### [STATED TASK]
Select the lines that contain "Spot" and copy each of them.

* Begin INPUT RECORDS *

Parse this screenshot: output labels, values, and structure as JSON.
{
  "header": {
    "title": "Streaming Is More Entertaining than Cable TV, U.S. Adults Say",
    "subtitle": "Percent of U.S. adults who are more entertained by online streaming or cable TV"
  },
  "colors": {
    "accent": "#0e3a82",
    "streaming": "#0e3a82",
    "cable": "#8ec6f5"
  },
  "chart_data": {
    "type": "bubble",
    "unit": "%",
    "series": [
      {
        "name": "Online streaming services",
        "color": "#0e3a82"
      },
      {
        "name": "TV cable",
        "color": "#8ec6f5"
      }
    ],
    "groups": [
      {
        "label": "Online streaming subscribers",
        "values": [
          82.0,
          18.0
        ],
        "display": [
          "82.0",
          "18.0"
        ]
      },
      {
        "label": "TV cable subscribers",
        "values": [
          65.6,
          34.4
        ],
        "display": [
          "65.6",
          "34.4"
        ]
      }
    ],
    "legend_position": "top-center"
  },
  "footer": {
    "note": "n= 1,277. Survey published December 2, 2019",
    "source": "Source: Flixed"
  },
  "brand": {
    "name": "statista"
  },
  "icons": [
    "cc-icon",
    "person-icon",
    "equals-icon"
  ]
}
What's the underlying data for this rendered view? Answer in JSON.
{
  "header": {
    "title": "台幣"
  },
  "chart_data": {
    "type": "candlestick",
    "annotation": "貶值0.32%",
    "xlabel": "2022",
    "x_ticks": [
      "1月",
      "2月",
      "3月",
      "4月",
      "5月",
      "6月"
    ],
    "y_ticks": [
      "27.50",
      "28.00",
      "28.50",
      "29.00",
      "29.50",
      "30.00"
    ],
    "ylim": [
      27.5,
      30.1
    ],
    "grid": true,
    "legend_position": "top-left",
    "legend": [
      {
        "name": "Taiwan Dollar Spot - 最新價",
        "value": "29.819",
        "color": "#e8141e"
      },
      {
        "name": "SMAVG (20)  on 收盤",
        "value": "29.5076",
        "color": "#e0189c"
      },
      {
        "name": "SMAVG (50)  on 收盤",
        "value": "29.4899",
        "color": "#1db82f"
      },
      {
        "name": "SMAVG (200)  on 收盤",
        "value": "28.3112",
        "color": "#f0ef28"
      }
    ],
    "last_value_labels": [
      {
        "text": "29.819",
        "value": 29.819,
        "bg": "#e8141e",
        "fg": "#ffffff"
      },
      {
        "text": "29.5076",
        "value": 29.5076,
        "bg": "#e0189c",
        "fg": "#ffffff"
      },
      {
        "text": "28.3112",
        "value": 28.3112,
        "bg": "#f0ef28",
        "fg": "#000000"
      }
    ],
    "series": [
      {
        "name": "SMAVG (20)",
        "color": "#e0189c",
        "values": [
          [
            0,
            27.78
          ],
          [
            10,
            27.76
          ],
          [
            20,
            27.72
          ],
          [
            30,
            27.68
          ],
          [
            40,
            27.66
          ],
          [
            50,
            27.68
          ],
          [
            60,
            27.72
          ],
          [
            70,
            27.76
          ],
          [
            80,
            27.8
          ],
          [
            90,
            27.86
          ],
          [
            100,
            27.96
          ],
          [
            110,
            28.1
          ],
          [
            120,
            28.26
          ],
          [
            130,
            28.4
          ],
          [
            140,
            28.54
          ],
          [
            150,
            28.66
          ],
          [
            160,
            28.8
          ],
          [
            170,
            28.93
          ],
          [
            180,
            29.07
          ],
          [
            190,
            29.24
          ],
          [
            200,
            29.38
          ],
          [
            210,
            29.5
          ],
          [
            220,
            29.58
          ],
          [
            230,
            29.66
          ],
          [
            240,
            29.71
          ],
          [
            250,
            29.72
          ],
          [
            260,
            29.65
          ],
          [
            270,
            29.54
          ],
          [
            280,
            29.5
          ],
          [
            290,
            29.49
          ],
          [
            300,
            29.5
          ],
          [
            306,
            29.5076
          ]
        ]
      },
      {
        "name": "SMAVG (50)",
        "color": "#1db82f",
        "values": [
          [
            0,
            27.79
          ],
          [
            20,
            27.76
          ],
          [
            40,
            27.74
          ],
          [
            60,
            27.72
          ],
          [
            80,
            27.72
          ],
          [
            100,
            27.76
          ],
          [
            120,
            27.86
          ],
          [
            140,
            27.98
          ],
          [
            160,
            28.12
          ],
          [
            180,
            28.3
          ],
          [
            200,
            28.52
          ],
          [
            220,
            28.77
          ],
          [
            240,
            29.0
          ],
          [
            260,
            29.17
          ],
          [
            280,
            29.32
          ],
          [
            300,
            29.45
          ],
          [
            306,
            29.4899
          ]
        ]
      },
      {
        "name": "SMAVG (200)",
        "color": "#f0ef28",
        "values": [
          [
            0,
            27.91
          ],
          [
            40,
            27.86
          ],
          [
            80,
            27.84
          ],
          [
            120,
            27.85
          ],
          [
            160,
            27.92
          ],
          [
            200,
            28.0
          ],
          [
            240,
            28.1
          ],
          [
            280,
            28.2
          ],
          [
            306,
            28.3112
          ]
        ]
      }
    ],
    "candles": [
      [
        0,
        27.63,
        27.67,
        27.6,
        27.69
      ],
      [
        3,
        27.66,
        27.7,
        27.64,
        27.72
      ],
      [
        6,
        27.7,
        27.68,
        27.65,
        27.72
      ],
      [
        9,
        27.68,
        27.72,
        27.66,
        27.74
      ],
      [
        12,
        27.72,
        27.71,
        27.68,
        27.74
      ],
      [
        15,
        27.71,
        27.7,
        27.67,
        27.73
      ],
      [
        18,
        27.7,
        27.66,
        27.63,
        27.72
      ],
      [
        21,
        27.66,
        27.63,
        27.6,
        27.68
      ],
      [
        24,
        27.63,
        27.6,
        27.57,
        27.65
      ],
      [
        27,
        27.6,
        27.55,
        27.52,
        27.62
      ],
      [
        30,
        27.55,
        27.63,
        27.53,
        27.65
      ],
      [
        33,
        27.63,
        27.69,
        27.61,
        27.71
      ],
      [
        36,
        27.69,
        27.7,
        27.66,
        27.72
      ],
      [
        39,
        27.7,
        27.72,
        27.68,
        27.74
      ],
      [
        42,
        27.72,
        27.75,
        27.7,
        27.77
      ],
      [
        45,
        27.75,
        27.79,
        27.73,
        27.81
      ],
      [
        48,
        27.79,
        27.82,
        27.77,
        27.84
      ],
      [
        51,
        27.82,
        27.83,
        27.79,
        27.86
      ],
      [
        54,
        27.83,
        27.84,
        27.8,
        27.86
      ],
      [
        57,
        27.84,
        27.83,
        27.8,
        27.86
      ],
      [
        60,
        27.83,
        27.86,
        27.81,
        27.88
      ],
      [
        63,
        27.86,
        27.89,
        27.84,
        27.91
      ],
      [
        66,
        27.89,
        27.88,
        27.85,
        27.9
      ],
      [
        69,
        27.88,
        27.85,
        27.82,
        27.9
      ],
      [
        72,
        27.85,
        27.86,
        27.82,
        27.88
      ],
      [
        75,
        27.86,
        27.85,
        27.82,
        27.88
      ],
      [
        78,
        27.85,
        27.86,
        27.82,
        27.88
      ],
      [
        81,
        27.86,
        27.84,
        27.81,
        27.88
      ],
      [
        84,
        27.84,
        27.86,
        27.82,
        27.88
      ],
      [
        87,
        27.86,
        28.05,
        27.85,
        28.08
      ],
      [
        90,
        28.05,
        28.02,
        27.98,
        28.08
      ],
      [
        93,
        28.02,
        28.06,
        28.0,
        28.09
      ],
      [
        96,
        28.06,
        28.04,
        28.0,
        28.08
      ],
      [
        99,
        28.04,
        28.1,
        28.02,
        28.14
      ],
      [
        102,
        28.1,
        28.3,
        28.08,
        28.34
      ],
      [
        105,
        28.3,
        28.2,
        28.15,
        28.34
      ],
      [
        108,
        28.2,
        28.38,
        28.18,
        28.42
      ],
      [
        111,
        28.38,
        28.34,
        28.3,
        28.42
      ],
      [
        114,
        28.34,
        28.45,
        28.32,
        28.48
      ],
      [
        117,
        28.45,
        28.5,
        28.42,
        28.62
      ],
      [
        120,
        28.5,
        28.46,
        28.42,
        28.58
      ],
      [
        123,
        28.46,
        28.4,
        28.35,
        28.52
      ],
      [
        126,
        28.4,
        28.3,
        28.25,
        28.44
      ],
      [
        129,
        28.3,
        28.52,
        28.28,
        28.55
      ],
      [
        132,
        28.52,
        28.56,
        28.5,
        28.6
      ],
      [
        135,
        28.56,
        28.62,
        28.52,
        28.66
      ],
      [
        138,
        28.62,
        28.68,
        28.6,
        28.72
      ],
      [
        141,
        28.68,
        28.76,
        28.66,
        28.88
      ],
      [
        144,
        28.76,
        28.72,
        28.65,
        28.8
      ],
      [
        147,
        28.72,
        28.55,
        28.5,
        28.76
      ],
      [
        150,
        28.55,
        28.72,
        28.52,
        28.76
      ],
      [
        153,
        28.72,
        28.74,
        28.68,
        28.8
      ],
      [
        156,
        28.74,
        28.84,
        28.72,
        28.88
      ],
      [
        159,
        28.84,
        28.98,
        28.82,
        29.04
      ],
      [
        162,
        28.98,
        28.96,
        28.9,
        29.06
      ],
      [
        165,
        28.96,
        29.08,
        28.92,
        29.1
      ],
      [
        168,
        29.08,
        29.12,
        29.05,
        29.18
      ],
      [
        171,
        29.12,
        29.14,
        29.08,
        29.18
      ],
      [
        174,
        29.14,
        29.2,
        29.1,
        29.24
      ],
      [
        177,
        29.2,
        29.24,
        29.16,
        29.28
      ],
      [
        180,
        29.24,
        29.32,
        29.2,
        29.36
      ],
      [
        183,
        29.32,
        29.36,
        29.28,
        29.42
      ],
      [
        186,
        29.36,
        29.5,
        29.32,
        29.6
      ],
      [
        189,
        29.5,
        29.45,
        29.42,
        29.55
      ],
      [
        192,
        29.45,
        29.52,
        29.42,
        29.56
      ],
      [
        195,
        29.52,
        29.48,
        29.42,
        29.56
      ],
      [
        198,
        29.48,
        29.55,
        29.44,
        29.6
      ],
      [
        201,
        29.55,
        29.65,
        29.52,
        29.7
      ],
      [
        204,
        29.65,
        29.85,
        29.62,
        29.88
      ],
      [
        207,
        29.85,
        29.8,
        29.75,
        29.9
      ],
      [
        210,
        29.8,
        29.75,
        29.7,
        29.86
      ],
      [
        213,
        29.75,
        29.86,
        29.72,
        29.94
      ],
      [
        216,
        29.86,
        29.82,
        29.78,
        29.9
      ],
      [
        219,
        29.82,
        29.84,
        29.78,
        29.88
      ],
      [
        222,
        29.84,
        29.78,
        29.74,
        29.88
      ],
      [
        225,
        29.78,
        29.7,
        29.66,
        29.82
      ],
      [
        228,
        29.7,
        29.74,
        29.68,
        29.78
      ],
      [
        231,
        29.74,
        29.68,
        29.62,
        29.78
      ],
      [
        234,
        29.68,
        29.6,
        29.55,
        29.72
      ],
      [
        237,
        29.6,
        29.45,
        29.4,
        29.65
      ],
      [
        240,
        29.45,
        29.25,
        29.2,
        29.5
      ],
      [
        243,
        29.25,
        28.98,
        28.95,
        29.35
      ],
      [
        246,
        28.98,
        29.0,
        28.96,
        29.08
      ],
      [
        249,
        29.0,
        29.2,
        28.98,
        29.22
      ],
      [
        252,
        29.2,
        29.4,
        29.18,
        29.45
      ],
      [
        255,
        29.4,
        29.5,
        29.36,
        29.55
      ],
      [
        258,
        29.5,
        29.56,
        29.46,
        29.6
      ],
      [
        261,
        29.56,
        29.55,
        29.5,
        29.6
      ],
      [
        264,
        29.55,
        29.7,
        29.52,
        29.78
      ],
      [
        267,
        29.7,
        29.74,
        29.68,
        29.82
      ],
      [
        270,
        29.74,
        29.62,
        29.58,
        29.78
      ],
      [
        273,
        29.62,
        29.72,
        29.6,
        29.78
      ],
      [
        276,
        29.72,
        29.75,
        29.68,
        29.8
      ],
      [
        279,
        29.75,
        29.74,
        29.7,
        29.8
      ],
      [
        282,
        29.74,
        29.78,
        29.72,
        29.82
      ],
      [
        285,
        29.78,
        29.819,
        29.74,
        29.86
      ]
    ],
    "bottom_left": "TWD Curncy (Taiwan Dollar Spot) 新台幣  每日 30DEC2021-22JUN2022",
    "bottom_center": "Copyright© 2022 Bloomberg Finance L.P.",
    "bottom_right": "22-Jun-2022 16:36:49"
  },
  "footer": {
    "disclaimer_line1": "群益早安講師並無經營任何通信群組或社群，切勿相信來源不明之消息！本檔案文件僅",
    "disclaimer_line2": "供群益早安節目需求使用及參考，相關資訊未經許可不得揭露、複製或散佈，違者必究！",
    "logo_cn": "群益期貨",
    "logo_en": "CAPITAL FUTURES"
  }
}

* End INPUT RECORDS *

### [EXERCISE ANSWER]
        "name": "Taiwan Dollar Spot - 最新價",
    "bottom_left": "TWD Curncy (Taiwan Dollar Spot) 新台幣  每日 30DEC2021-22JUN2022",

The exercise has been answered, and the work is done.